▶ Given instruction: Take the listing and print it in full, exactly as given.

▶ Dataset:
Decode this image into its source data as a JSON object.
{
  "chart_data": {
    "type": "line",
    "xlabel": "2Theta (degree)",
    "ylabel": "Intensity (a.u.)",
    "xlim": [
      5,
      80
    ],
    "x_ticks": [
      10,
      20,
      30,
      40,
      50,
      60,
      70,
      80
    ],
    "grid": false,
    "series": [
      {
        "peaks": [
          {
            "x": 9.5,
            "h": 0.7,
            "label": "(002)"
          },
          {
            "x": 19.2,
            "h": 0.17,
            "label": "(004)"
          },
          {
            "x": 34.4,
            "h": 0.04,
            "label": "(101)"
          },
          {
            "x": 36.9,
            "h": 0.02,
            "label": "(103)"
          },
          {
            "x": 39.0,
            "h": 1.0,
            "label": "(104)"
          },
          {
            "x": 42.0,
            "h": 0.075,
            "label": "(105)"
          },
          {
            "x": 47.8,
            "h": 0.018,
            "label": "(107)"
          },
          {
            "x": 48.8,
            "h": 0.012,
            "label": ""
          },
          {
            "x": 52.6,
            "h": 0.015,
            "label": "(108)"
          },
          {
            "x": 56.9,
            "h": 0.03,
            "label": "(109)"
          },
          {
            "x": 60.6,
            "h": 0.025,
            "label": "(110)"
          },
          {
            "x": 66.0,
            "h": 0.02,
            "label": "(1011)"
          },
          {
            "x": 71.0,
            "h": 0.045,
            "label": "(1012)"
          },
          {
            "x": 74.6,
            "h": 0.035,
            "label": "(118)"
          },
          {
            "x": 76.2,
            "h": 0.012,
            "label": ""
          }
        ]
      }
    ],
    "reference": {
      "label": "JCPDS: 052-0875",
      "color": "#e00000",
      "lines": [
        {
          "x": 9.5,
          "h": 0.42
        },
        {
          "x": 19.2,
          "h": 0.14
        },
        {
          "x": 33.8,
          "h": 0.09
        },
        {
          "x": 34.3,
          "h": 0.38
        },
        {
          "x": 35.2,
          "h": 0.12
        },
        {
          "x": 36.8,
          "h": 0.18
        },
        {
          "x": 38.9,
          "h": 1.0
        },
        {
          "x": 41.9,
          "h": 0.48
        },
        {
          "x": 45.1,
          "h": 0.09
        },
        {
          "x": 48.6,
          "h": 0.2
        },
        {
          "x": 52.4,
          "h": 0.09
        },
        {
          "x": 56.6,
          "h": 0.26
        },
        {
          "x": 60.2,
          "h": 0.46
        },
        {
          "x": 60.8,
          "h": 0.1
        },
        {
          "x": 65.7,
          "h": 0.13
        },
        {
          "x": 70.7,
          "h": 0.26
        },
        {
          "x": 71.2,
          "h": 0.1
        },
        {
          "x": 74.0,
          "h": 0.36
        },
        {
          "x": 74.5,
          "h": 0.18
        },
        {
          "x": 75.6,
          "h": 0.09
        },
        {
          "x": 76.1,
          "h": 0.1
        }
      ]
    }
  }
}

▶ Output:
Decode this image into its source data as a JSON object.
{
  "chart_data": {
    "type": "line",
    "xlabel": "2Theta (degree)",
    "ylabel": "Intensity (a.u.)",
    "xlim": [
      5,
      80
    ],
    "x_ticks": [
      10,
      20,
      30,
      40,
      50,
      60,
      70,
      80
    ],
    "grid": false,
    "series": [
      {
        "peaks": [
          {
            "x": 9.5,
            "h": 0.7,
            "label": "(002)"
          },
          {
            "x": 19.2,
            "h": 0.17,
            "label": "(004)"
          },
          {
            "x": 34.4,
            "h": 0.04,
            "label": "(101)"
          },
          {
            "x": 36.9,
            "h": 0.02,
            "label": "(103)"
          },
          {
            "x": 39.0,
            "h": 1.0,
            "label": "(104)"
          },
          {
            "x": 42.0,
            "h": 0.075,
            "label": "(105)"
          },
          {
            "x": 47.8,
            "h": 0.018,
            "label": "(107)"
          },
          {
            "x": 48.8,
            "h": 0.012,
            "label": ""
          },
          {
            "x": 52.6,
            "h": 0.015,
            "label": "(108)"
          },
          {
            "x": 56.9,
            "h": 0.03,
            "label": "(109)"
          },
          {
            "x": 60.6,
            "h": 0.025,
            "label": "(110)"
          },
          {
            "x": 66.0,
            "h": 0.02,
            "label": "(1011)"
          },
          {
            "x": 71.0,
            "h": 0.045,
            "label": "(1012)"
          },
          {
            "x": 74.6,
            "h": 0.035,
            "label": "(118)"
          },
          {
            "x": 76.2,
            "h": 0.012,
            "label": ""
          }
        ]
      }
    ],
    "reference": {
      "label": "JCPDS: 052-0875",
      "color": "#e00000",
      "lines": [
        {
          "x": 9.5,
          "h": 0.42
        },
        {
          "x": 19.2,
          "h": 0.14
        },
        {
          "x": 33.8,
          "h": 0.09
        },
        {
          "x": 34.3,
          "h": 0.38
        },
        {
          "x": 35.2,
          "h": 0.12
        },
        {
          "x": 36.8,
          "h": 0.18
        },
        {
          "x": 38.9,
          "h": 1.0
        },
        {
          "x": 41.9,
          "h": 0.48
        },
        {
          "x": 45.1,
          "h": 0.09
        },
        {
          "x": 48.6,
          "h": 0.2
        },
        {
          "x": 52.4,
          "h": 0.09
        },
        {
          "x": 56.6,
          "h": 0.26
        },
        {
          "x": 60.2,
          "h": 0.46
        },
        {
          "x": 60.8,
          "h": 0.1
        },
        {
          "x": 65.7,
          "h": 0.13
        },
        {
          "x": 70.7,
          "h": 0.26
        },
        {
          "x": 71.2,
          "h": 0.1
        },
        {
          "x": 74.0,
          "h": 0.36
        },
        {
          "x": 74.5,
          "h": 0.18
        },
        {
          "x": 75.6,
          "h": 0.09
        },
        {
          "x": 76.1,
          "h": 0.1
        }
      ]
    }
  }
}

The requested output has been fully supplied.